Work to do: Copy every line with the string "exercise" in it.

Material for the task:
- - -
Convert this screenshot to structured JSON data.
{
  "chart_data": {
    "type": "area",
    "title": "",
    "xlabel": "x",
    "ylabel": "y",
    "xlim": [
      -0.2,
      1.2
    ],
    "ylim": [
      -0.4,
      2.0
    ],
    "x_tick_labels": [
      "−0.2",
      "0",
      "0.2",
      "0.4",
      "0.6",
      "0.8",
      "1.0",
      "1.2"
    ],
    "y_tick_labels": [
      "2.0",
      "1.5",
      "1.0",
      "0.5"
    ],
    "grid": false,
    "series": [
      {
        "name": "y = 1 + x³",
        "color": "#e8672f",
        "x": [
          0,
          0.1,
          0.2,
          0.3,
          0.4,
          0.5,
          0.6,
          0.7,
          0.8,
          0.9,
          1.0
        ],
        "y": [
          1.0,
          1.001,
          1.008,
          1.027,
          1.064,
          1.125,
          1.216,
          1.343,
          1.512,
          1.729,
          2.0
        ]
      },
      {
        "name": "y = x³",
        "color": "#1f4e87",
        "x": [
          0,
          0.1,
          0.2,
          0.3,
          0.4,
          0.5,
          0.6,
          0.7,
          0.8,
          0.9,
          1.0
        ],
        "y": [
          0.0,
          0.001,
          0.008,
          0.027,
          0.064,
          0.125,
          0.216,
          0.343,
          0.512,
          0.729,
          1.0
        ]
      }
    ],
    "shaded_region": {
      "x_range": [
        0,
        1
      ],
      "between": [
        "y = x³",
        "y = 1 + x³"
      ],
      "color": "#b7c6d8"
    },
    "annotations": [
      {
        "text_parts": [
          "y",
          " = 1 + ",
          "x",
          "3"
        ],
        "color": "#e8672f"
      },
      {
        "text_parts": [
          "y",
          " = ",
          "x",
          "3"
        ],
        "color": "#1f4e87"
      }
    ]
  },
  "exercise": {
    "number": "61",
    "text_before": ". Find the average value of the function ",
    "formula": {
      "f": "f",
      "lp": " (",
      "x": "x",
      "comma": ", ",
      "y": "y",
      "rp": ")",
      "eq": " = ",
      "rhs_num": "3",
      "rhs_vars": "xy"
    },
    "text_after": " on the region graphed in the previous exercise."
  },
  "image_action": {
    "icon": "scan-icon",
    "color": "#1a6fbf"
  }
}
- - -
Task result:
  "exercise": {
    "text_after": " on the region graphed in the previous exercise."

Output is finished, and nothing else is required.